──────── DATA TO USE ────────
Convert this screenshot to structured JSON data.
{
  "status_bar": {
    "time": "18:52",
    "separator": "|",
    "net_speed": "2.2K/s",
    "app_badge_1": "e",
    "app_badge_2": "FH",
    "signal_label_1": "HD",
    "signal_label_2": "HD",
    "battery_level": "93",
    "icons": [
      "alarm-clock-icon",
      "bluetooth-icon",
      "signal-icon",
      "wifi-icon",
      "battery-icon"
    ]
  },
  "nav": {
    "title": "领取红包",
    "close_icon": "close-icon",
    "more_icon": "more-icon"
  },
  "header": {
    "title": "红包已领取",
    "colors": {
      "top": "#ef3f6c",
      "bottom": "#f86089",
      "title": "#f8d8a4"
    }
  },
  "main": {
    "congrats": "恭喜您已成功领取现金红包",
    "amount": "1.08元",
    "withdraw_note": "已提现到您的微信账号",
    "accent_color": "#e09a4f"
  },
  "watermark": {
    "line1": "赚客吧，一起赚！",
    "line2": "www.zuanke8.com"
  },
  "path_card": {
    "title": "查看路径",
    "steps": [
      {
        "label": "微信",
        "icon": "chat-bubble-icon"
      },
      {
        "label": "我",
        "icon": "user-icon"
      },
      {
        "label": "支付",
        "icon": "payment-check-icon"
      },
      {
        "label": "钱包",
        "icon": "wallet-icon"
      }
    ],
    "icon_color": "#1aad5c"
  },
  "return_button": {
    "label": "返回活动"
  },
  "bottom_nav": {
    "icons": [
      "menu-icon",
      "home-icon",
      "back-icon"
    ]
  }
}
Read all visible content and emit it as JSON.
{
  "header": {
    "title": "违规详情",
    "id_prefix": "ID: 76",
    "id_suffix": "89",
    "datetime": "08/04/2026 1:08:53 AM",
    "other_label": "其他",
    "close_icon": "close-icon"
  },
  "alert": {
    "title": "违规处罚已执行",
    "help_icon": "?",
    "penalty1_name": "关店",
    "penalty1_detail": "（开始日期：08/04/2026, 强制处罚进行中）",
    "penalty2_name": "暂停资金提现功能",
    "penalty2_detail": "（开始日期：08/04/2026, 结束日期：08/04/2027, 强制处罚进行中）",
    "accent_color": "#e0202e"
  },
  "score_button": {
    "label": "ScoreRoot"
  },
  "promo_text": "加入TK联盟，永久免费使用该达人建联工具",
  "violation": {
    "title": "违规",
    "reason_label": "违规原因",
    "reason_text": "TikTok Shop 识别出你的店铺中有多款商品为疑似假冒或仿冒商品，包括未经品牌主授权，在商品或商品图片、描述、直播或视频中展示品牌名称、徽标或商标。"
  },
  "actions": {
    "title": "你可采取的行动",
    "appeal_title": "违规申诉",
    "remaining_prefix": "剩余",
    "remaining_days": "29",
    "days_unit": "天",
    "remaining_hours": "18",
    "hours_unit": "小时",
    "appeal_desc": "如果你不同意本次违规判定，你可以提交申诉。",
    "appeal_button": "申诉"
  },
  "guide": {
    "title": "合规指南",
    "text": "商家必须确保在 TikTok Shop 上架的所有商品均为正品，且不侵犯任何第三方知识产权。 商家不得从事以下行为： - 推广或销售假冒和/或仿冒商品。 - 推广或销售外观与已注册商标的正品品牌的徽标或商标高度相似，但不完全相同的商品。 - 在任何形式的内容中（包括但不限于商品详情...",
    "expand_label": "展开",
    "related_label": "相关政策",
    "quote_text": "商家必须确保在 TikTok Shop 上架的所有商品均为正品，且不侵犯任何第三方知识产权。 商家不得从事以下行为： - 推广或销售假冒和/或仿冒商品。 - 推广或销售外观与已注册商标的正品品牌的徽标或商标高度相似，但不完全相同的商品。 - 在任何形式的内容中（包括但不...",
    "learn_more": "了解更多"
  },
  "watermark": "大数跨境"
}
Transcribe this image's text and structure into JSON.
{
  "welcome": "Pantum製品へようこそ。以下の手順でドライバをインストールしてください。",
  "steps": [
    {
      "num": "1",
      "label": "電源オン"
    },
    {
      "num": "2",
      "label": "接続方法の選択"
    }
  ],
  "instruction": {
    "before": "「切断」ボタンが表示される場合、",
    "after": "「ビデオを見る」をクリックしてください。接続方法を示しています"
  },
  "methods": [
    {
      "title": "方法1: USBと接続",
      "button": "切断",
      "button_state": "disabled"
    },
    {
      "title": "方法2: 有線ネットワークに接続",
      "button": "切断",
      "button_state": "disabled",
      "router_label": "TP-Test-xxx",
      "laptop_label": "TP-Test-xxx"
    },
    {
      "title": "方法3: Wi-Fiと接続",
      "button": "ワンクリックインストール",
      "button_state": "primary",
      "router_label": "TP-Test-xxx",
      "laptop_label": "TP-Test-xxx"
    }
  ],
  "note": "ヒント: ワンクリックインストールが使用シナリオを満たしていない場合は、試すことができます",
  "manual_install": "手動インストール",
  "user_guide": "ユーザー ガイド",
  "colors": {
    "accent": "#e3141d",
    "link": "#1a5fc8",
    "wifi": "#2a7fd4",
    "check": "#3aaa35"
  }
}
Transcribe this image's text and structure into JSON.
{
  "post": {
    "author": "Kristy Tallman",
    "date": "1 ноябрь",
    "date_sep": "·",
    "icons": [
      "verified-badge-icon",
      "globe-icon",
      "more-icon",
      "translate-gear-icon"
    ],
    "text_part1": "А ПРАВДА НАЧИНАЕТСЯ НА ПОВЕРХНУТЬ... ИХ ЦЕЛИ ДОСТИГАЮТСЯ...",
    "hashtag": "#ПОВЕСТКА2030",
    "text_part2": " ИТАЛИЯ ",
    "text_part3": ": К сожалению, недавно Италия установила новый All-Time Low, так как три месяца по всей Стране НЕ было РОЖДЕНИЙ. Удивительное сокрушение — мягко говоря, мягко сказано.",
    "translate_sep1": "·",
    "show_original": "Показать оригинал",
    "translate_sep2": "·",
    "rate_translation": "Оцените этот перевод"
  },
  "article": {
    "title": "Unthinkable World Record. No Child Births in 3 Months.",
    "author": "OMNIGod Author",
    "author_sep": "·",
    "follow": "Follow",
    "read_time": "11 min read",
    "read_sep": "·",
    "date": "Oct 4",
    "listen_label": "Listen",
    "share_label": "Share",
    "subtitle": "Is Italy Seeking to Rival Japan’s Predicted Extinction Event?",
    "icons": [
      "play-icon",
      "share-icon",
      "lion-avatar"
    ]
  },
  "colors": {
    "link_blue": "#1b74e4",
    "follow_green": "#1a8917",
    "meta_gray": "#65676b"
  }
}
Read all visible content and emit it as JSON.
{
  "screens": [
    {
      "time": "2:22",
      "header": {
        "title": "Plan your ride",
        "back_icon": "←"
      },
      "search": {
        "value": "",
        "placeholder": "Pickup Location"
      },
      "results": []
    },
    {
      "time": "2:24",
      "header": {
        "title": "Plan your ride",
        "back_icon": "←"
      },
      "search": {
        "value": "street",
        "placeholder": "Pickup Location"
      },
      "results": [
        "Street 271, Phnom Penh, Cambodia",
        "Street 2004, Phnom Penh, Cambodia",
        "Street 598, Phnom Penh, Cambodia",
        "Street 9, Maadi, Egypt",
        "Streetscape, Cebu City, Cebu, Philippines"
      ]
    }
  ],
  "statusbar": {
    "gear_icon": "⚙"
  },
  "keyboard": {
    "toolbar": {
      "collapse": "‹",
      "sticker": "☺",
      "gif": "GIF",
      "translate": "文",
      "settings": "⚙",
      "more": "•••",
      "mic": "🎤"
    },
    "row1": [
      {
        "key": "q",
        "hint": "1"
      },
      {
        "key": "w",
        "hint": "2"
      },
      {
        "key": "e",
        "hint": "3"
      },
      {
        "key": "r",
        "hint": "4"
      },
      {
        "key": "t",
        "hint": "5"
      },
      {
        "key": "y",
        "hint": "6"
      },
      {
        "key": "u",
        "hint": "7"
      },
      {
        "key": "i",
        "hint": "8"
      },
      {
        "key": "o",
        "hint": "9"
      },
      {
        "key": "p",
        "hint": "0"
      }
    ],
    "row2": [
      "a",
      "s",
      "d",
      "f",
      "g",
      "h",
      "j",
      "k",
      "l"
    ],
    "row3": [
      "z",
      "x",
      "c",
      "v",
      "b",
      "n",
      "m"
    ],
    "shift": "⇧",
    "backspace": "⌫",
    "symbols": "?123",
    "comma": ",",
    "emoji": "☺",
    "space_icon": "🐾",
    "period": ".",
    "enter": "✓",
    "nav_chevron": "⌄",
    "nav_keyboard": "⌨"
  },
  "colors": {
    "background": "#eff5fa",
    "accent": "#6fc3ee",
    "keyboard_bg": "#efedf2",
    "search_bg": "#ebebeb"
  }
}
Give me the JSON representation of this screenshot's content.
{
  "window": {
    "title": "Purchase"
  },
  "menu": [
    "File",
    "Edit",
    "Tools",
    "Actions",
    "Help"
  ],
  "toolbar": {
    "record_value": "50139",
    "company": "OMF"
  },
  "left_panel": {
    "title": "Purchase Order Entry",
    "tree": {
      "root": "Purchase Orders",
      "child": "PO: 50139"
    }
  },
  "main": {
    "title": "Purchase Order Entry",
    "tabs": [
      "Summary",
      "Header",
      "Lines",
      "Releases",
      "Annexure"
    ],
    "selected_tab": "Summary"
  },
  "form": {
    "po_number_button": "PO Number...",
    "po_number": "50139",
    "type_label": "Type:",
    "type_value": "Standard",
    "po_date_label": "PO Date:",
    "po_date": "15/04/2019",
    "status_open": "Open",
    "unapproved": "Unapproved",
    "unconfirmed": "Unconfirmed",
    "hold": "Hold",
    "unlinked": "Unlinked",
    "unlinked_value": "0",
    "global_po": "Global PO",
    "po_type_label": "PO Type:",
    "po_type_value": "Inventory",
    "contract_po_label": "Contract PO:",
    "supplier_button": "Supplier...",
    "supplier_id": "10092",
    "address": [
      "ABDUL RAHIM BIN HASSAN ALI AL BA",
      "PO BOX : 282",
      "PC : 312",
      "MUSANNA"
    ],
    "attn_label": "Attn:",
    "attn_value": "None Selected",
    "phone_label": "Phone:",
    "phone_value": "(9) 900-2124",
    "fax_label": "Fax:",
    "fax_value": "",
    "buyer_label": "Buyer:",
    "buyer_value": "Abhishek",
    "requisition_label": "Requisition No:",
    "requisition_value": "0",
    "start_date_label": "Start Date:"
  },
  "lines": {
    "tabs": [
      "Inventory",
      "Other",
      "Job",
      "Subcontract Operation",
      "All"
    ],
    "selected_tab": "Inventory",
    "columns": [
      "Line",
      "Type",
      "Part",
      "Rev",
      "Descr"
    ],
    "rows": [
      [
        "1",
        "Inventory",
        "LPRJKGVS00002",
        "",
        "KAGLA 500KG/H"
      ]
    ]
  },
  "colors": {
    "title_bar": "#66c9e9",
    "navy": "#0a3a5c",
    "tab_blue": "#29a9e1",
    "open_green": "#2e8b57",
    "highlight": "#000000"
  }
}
────────
Search the listing for the string "check". Copy each line where it turns up.

        "icon": "payment-check-icon"
    "check": "#3aaa35"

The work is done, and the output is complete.